# [Data rows]
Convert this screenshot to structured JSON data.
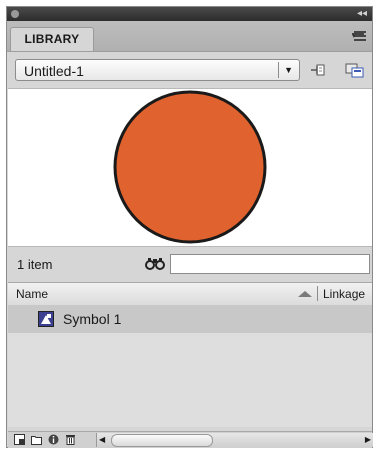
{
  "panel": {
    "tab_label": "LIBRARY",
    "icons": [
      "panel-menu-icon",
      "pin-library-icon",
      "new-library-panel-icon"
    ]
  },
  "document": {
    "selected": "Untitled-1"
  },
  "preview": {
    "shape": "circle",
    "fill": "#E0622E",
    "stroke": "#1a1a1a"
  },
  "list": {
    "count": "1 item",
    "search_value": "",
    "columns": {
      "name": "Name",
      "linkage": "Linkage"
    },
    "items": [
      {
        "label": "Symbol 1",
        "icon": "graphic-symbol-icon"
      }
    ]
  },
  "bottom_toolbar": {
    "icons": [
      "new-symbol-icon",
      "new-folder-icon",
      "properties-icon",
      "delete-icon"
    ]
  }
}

# [The task]
Give the entries again without a single change, but with no pictures.

# [Result of the task]
Convert this screenshot to structured JSON data.
{
  "panel": {
    "tab_label": "LIBRARY",
    "icons": [
      "panel-menu-icon",
      "pin-library-icon",
      "new-library-panel-icon"
    ]
  },
  "document": {
    "selected": "Untitled-1"
  },
  "preview": {
    "shape": "circle",
    "fill": "#E0622E",
    "stroke": "#1a1a1a"
  },
  "list": {
    "count": "1 item",
    "search_value": "",
    "columns": {
      "name": "Name",
      "linkage": "Linkage"
    },
    "items": [
      {
        "label": "Symbol 1",
        "icon": "graphic-symbol-icon"
      }
    ]
  },
  "bottom_toolbar": {
    "icons": [
      "new-symbol-icon",
      "new-folder-icon",
      "properties-icon",
      "delete-icon"
    ]
  }
}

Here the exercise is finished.